[OBJECTIVE]
Pull out all lines from the listing below in which the word "четверти" appears.

Stored records:
---+---
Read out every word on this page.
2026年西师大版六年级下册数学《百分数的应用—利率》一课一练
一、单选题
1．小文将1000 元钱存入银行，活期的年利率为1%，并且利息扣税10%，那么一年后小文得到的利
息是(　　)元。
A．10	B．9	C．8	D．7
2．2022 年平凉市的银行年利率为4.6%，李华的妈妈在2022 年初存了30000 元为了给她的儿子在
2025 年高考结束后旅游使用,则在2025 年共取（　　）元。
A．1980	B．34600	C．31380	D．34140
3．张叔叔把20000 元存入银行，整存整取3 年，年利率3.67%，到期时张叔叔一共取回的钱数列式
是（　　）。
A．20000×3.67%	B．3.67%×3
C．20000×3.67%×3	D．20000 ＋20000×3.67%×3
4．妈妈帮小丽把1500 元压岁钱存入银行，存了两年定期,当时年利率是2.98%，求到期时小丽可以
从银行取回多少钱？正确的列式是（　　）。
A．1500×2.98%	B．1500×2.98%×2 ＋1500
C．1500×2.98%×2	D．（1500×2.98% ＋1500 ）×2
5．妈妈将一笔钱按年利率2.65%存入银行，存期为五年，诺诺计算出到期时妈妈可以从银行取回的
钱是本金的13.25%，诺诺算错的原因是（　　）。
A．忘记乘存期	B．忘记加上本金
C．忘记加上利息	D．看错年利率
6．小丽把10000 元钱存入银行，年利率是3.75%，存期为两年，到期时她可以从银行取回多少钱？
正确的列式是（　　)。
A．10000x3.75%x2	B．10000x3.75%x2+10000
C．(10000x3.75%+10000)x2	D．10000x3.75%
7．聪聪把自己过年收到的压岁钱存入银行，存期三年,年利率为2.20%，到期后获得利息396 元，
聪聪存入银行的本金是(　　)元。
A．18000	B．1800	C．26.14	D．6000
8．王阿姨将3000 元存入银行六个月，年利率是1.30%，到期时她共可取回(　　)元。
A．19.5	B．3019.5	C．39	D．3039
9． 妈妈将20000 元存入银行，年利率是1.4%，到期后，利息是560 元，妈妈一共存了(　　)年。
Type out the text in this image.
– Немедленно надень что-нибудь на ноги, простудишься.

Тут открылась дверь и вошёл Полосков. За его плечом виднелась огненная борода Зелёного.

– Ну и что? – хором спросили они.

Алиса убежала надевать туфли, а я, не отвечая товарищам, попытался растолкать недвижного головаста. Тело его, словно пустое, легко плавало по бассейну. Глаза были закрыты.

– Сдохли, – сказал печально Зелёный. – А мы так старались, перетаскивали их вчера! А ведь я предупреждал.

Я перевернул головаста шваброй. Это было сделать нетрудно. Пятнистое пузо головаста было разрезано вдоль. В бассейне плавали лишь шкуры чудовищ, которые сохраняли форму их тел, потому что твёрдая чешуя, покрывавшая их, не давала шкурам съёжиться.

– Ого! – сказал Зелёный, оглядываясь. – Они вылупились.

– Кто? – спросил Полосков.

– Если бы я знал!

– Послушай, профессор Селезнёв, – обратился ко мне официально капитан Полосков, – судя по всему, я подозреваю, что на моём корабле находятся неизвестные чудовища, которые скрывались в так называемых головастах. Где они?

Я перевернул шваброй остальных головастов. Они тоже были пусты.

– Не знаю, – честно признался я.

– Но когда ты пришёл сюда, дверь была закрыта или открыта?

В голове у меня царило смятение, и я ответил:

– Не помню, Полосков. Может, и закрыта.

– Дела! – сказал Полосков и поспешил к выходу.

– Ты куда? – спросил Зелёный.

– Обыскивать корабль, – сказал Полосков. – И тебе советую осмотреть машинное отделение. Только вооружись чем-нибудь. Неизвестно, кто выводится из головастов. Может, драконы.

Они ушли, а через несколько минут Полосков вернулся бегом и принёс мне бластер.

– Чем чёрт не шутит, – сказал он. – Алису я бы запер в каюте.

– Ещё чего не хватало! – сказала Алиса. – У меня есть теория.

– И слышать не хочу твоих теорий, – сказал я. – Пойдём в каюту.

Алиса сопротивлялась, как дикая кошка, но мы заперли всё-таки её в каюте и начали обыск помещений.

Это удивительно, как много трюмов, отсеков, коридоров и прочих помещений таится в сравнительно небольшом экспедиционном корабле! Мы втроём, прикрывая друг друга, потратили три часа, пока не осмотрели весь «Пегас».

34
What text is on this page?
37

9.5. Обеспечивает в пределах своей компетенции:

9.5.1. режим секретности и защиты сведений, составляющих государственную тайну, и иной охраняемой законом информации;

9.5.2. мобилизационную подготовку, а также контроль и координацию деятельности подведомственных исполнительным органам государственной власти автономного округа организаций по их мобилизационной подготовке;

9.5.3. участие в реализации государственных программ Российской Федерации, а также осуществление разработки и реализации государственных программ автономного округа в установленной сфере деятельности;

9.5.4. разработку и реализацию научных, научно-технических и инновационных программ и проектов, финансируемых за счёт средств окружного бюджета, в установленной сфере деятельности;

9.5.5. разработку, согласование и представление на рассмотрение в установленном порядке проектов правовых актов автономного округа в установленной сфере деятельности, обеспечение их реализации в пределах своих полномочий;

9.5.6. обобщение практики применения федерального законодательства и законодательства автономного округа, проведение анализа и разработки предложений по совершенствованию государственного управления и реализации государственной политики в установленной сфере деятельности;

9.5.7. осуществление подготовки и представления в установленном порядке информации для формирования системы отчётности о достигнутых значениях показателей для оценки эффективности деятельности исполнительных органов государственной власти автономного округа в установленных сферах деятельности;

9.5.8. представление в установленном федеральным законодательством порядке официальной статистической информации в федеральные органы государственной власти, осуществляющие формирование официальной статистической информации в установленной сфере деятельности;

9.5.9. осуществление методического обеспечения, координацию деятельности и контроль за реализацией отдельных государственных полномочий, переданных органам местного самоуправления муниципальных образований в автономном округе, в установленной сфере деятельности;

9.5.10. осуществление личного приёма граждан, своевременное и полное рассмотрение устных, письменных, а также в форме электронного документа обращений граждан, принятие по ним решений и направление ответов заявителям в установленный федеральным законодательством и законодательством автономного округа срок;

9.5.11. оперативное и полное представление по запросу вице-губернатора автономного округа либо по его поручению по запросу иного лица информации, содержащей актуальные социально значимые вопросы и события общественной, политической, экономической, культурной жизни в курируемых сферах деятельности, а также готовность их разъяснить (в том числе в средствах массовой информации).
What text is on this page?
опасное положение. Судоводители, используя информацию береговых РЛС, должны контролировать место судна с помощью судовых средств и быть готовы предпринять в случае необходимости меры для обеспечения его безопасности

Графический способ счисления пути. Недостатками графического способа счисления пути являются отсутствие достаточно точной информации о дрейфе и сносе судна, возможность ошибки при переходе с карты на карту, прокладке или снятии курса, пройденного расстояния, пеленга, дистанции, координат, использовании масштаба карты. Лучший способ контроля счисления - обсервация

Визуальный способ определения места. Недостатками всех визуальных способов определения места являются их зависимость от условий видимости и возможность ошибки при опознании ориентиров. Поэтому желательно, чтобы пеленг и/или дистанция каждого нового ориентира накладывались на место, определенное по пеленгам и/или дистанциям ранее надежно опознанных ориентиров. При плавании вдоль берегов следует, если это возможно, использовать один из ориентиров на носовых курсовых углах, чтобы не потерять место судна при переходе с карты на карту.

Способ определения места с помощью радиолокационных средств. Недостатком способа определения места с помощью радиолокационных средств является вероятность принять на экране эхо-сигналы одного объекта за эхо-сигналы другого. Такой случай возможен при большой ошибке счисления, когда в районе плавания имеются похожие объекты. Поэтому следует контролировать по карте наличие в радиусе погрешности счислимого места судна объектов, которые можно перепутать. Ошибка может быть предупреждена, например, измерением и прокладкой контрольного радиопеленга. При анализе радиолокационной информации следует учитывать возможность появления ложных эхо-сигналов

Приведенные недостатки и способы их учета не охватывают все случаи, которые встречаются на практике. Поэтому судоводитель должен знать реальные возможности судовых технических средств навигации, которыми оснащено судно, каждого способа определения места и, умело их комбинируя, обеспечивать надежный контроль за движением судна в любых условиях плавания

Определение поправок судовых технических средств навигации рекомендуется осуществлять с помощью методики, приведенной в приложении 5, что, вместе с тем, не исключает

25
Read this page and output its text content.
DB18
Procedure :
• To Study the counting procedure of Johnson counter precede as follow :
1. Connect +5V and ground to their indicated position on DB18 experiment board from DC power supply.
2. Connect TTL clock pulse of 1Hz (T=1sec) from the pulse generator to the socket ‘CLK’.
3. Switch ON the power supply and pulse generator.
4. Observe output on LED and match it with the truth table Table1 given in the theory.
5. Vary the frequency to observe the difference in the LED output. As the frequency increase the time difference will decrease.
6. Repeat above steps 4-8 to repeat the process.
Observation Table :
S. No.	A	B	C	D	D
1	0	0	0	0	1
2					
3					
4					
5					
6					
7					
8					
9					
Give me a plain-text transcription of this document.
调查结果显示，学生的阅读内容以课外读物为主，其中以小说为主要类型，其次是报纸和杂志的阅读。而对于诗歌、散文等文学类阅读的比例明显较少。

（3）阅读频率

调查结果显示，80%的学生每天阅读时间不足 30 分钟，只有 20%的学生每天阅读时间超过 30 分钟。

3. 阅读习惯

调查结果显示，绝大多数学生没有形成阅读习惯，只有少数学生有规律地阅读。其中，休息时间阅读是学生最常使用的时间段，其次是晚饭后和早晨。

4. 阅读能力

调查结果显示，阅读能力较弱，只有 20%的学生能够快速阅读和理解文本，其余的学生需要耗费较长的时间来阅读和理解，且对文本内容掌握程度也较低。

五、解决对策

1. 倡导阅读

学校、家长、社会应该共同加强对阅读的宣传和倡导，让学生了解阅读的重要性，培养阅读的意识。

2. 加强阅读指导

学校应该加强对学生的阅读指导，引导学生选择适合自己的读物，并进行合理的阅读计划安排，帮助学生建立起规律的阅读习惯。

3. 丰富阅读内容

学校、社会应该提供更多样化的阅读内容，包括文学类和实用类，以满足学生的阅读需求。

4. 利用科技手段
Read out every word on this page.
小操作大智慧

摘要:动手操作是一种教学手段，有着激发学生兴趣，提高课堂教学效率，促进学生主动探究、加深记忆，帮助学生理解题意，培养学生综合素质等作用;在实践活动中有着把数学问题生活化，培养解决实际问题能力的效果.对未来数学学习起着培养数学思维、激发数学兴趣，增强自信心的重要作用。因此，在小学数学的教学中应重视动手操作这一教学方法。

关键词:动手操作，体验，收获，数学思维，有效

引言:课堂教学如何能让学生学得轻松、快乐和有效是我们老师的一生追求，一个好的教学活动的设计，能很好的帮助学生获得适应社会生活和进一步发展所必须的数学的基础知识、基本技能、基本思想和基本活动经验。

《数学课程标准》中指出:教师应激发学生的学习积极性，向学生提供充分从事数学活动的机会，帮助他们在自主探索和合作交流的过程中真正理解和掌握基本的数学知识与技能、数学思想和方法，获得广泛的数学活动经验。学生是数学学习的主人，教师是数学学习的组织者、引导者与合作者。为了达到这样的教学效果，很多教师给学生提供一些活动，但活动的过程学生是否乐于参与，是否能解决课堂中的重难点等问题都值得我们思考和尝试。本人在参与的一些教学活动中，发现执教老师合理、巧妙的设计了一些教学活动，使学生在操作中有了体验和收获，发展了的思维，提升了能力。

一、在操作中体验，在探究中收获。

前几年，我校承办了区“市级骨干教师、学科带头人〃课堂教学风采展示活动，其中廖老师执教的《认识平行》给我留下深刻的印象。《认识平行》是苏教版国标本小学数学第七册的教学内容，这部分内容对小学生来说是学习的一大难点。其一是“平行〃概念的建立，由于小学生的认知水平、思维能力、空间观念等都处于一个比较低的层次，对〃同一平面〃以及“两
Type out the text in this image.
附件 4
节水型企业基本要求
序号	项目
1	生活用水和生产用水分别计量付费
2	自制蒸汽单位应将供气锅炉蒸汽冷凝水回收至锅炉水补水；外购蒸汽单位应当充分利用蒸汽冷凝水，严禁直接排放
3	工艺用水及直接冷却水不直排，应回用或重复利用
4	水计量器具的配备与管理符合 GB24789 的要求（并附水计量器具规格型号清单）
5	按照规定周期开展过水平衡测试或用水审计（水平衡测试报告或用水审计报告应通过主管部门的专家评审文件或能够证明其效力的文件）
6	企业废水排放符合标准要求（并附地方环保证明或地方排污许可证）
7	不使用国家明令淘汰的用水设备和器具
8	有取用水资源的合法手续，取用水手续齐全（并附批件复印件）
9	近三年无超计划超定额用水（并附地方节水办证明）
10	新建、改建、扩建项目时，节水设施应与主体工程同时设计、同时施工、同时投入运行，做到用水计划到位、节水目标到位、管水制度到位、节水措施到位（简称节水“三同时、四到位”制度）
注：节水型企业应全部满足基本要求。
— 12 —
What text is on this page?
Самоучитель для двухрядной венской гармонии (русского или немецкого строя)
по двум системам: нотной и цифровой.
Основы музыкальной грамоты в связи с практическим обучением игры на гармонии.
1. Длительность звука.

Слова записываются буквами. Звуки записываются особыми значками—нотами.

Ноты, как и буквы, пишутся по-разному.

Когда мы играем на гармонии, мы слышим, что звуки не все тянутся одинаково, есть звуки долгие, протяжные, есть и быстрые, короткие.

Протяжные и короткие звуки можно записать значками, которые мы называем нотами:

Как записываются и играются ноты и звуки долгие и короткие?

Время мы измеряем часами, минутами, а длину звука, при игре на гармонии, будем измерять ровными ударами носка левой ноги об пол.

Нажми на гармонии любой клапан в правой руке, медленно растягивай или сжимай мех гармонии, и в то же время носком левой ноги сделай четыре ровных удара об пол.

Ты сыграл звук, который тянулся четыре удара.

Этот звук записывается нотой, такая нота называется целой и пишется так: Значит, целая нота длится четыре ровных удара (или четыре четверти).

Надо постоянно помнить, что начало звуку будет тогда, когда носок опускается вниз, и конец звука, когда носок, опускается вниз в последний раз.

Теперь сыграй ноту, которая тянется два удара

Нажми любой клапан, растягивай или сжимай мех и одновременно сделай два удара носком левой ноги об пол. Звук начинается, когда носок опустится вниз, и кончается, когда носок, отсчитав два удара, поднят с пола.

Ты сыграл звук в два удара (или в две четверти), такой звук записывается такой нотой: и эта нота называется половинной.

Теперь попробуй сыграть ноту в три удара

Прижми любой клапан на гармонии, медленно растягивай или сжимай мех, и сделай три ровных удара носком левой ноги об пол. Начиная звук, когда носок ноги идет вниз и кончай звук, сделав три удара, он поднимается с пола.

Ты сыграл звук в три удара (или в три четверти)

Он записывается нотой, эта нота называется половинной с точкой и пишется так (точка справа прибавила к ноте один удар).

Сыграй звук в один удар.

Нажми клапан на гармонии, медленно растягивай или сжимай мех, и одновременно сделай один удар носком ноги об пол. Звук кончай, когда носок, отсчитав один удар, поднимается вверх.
---+---
[RIGHT ANSWER]
Этот звук записывается нотой, такая нота называется целой и пишется так: Значит, целая нота длится четыре ровных удара (или четыре четверти).
Ты сыграл звук в два удара (или в две четверти), такой звук записывается такой нотой: и эта нота называется половинной.
Ты сыграл звук в три удара (или в три четверти)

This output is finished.